(GOAL): Tally the lines in the listing below that include "referred". Answer with the count and nothing more.

(RAW DATA):

## BEGIN

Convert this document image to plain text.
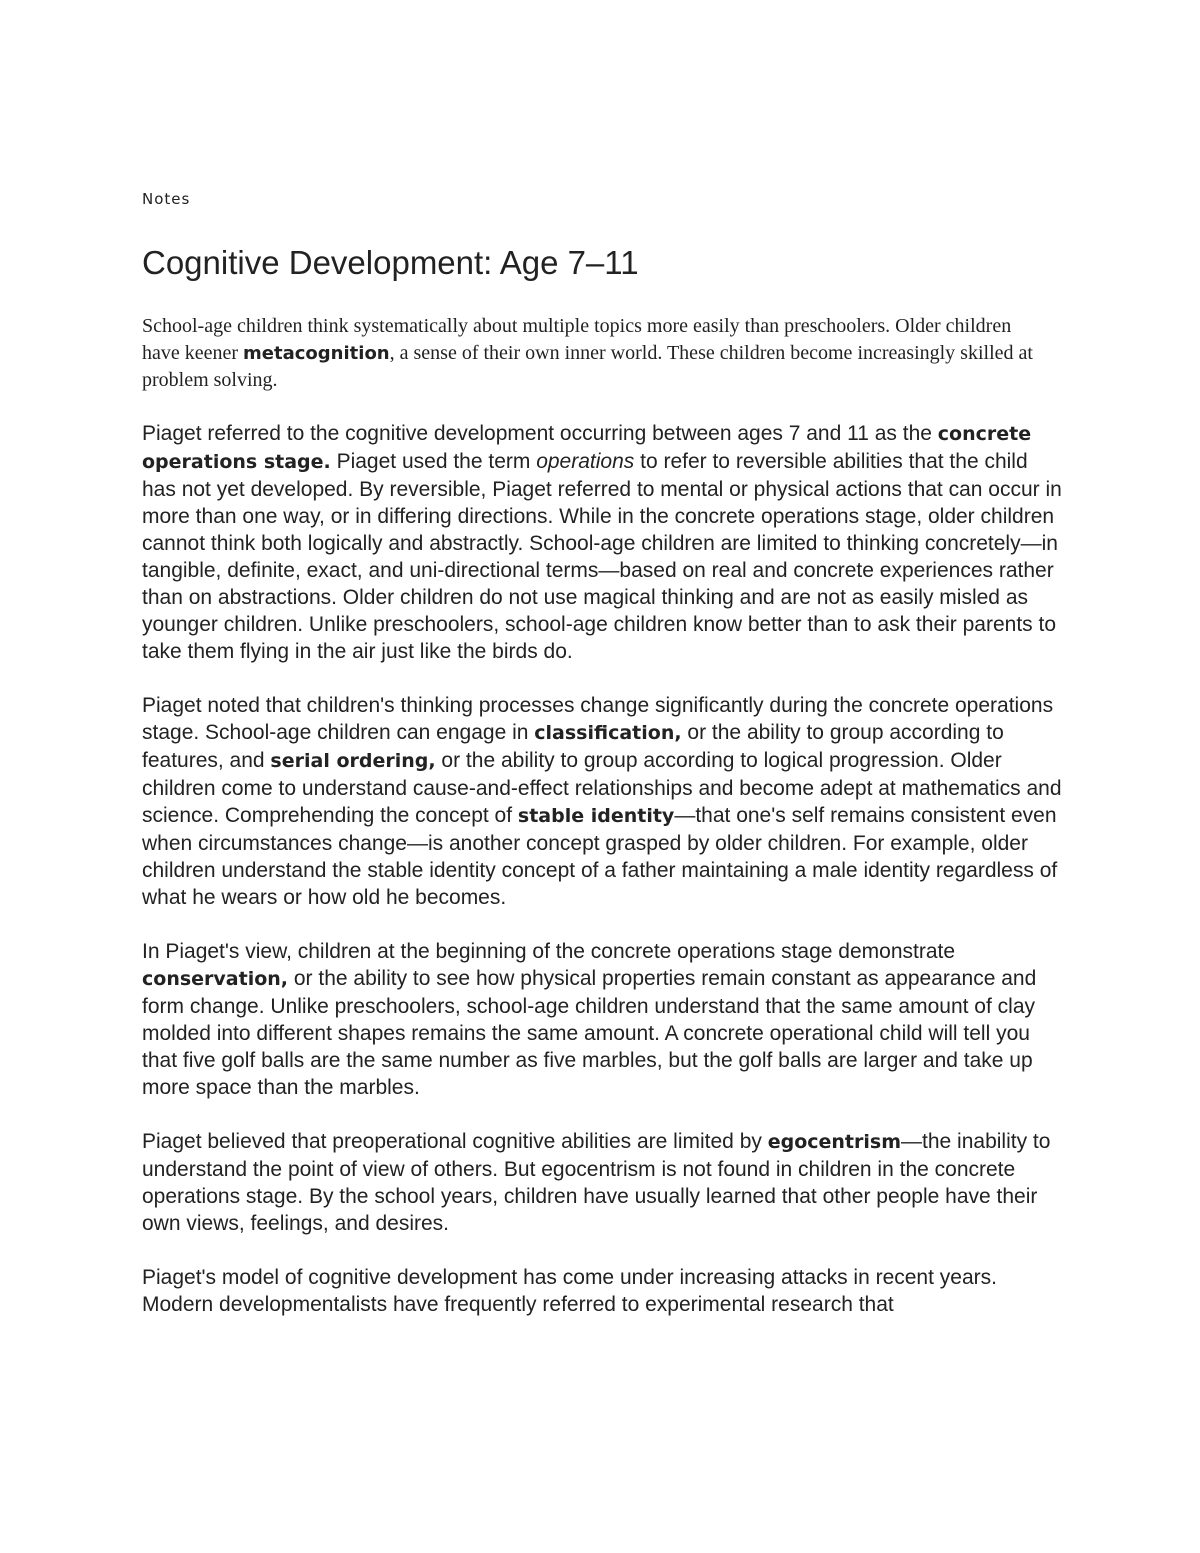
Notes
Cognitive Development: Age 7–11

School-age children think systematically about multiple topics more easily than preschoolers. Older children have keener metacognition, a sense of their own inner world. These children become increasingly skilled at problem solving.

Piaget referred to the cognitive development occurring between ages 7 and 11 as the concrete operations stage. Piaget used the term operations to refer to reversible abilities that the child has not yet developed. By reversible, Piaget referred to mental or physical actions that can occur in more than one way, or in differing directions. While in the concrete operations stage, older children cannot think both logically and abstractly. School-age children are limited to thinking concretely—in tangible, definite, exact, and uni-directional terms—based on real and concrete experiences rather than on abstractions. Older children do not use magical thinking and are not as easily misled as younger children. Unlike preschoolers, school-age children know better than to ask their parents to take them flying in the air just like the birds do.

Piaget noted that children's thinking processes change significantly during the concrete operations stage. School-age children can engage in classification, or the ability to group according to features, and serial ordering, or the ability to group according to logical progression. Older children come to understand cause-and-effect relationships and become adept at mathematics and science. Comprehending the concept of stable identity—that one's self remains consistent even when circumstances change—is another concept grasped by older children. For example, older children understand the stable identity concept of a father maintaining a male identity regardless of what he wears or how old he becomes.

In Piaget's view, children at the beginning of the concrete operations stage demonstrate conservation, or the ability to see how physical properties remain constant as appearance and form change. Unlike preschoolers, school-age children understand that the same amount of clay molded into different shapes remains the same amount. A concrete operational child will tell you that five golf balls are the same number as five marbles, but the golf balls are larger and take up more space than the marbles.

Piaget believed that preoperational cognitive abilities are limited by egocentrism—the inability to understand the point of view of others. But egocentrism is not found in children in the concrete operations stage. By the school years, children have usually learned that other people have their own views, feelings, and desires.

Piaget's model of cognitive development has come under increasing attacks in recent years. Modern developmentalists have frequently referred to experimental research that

## END
## BEGIN

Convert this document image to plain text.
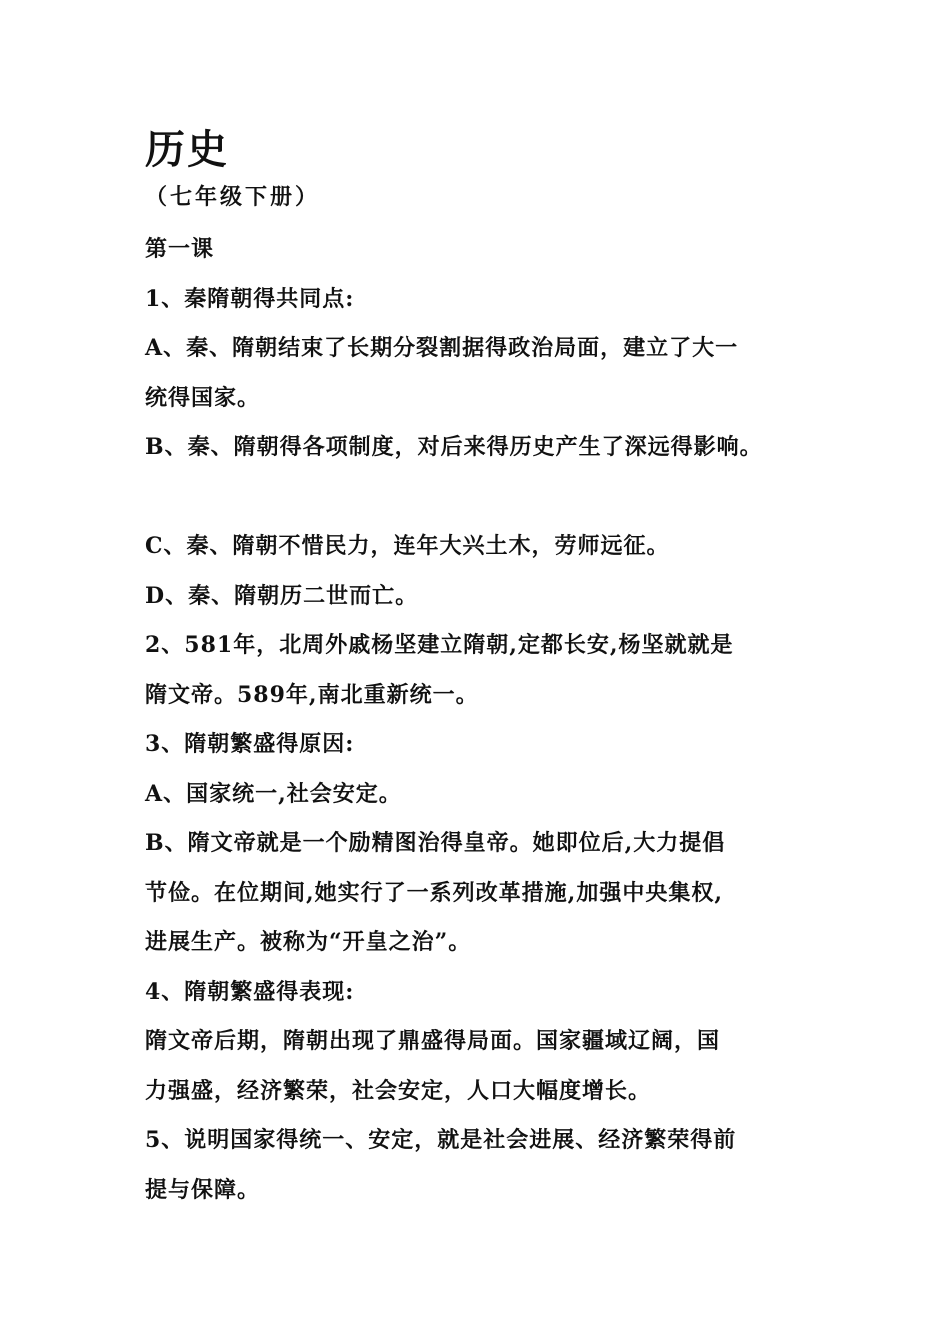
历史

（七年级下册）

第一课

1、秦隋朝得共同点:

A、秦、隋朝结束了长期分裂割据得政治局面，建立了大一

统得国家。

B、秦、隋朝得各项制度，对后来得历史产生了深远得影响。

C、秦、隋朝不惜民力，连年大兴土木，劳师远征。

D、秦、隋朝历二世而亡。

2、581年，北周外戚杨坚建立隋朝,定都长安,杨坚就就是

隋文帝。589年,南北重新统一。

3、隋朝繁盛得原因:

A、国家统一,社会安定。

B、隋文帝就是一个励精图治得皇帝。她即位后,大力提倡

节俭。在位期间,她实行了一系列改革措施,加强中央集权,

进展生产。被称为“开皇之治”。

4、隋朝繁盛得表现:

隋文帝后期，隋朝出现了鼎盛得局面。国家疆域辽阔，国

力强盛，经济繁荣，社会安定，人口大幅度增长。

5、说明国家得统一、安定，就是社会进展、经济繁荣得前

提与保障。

## END

(OUTPUT BELOW): 2